■ **Recorded data**
•••

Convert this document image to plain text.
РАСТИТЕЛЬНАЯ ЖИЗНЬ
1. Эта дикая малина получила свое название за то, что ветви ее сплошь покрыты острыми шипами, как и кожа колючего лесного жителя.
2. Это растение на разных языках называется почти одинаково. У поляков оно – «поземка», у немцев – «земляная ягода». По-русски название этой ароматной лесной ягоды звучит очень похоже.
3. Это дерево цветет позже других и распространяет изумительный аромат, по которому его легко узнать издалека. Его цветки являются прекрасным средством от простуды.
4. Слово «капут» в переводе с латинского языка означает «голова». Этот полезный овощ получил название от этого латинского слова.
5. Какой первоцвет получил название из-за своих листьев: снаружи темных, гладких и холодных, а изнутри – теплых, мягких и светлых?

•••

■ **Directions for this task**
Return every line exactly.

■ **Task response**
Convert this document image to plain text.
РАСТИТЕЛЬНАЯ ЖИЗНЬ
1. Эта дикая малина получила свое название за то, что ветви ее сплошь покрыты острыми шипами, как и кожа колючего лесного жителя.
2. Это растение на разных языках называется почти одинаково. У поляков оно – «поземка», у немцев – «земляная ягода». По-русски название этой ароматной лесной ягоды звучит очень похоже.
3. Это дерево цветет позже других и распространяет изумительный аромат, по которому его легко узнать издалека. Его цветки являются прекрасным средством от простуды.
4. Слово «капут» в переводе с латинского языка означает «голова». Этот полезный овощ получил название от этого латинского слова.
5. Какой первоцвет получил название из-за своих листьев: снаружи темных, гладких и холодных, а изнутри – теплых, мягких и светлых?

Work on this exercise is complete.